┌─ Information provided

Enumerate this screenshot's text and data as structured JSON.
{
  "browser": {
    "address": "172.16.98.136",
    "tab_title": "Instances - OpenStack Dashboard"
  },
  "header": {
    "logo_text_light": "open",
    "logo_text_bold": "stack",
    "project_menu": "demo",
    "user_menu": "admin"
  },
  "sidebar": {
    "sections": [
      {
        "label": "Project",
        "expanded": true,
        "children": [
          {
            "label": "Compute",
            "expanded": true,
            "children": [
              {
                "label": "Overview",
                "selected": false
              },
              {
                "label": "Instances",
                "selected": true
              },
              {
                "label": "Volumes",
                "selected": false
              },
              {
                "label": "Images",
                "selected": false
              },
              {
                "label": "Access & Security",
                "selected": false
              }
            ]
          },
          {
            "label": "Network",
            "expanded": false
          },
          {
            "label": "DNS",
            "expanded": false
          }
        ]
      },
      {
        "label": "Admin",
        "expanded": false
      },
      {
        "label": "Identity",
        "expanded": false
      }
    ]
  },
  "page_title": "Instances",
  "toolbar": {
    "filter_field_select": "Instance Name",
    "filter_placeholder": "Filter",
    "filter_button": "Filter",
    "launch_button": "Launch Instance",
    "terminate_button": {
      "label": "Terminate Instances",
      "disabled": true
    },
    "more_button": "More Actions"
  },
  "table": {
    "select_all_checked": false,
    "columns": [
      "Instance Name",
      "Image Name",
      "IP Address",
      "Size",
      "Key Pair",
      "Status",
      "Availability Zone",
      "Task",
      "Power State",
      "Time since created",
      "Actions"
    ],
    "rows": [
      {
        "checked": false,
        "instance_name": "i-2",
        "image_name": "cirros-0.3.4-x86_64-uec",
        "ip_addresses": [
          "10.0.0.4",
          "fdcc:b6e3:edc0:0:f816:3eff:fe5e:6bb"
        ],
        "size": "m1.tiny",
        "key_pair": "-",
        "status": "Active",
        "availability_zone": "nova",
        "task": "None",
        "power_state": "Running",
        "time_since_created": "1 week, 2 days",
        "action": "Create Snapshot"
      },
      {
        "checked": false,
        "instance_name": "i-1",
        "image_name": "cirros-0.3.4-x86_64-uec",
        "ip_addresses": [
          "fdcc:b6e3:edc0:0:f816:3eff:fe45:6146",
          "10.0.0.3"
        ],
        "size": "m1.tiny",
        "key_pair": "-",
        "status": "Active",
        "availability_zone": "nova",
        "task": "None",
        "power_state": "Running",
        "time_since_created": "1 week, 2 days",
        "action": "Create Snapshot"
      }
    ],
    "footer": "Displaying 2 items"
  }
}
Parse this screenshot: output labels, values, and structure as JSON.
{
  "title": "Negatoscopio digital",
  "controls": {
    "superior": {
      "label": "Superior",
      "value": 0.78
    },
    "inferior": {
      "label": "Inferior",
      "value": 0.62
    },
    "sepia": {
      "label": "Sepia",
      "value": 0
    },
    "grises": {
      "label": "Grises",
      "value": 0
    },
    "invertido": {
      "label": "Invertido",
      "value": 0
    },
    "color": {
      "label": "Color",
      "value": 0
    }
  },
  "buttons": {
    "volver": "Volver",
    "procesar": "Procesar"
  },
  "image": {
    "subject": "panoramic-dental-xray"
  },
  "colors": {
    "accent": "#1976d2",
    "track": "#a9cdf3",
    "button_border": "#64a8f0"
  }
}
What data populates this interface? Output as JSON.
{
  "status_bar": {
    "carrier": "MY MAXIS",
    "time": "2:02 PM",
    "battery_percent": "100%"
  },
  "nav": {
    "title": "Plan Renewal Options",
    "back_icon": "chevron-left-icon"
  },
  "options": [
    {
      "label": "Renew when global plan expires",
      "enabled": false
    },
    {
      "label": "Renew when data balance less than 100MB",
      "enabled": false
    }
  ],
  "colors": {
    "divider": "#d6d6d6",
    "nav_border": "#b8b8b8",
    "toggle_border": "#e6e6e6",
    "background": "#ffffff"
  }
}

└─

Stated exercise
Using the entries above, please restate each one word for word.

Result of this task
Enumerate this screenshot's text and data as structured JSON.
{
  "browser": {
    "address": "172.16.98.136",
    "tab_title": "Instances - OpenStack Dashboard"
  },
  "header": {
    "logo_text_light": "open",
    "logo_text_bold": "stack",
    "project_menu": "demo",
    "user_menu": "admin"
  },
  "sidebar": {
    "sections": [
      {
        "label": "Project",
        "expanded": true,
        "children": [
          {
            "label": "Compute",
            "expanded": true,
            "children": [
              {
                "label": "Overview",
                "selected": false
              },
              {
                "label": "Instances",
                "selected": true
              },
              {
                "label": "Volumes",
                "selected": false
              },
              {
                "label": "Images",
                "selected": false
              },
              {
                "label": "Access & Security",
                "selected": false
              }
            ]
          },
          {
            "label": "Network",
            "expanded": false
          },
          {
            "label": "DNS",
            "expanded": false
          }
        ]
      },
      {
        "label": "Admin",
        "expanded": false
      },
      {
        "label": "Identity",
        "expanded": false
      }
    ]
  },
  "page_title": "Instances",
  "toolbar": {
    "filter_field_select": "Instance Name",
    "filter_placeholder": "Filter",
    "filter_button": "Filter",
    "launch_button": "Launch Instance",
    "terminate_button": {
      "label": "Terminate Instances",
      "disabled": true
    },
    "more_button": "More Actions"
  },
  "table": {
    "select_all_checked": false,
    "columns": [
      "Instance Name",
      "Image Name",
      "IP Address",
      "Size",
      "Key Pair",
      "Status",
      "Availability Zone",
      "Task",
      "Power State",
      "Time since created",
      "Actions"
    ],
    "rows": [
      {
        "checked": false,
        "instance_name": "i-2",
        "image_name": "cirros-0.3.4-x86_64-uec",
        "ip_addresses": [
          "10.0.0.4",
          "fdcc:b6e3:edc0:0:f816:3eff:fe5e:6bb"
        ],
        "size": "m1.tiny",
        "key_pair": "-",
        "status": "Active",
        "availability_zone": "nova",
        "task": "None",
        "power_state": "Running",
        "time_since_created": "1 week, 2 days",
        "action": "Create Snapshot"
      },
      {
        "checked": false,
        "instance_name": "i-1",
        "image_name": "cirros-0.3.4-x86_64-uec",
        "ip_addresses": [
          "fdcc:b6e3:edc0:0:f816:3eff:fe45:6146",
          "10.0.0.3"
        ],
        "size": "m1.tiny",
        "key_pair": "-",
        "status": "Active",
        "availability_zone": "nova",
        "task": "None",
        "power_state": "Running",
        "time_since_created": "1 week, 2 days",
        "action": "Create Snapshot"
      }
    ],
    "footer": "Displaying 2 items"
  }
}
Parse this screenshot: output labels, values, and structure as JSON.
{
  "title": "Negatoscopio digital",
  "controls": {
    "superior": {
      "label": "Superior",
      "value": 0.78
    },
    "inferior": {
      "label": "Inferior",
      "value": 0.62
    },
    "sepia": {
      "label": "Sepia",
      "value": 0
    },
    "grises": {
      "label": "Grises",
      "value": 0
    },
    "invertido": {
      "label": "Invertido",
      "value": 0
    },
    "color": {
      "label": "Color",
      "value": 0
    }
  },
  "buttons": {
    "volver": "Volver",
    "procesar": "Procesar"
  },
  "image": {
    "subject": "panoramic-dental-xray"
  },
  "colors": {
    "accent": "#1976d2",
    "track": "#a9cdf3",
    "button_border": "#64a8f0"
  }
}
What data populates this interface? Output as JSON.
{
  "status_bar": {
    "carrier": "MY MAXIS",
    "time": "2:02 PM",
    "battery_percent": "100%"
  },
  "nav": {
    "title": "Plan Renewal Options",
    "back_icon": "chevron-left-icon"
  },
  "options": [
    {
      "label": "Renew when global plan expires",
      "enabled": false
    },
    {
      "label": "Renew when data balance less than 100MB",
      "enabled": false
    }
  ],
  "colors": {
    "divider": "#d6d6d6",
    "nav_border": "#b8b8b8",
    "toggle_border": "#e6e6e6",
    "background": "#ffffff"
  }
}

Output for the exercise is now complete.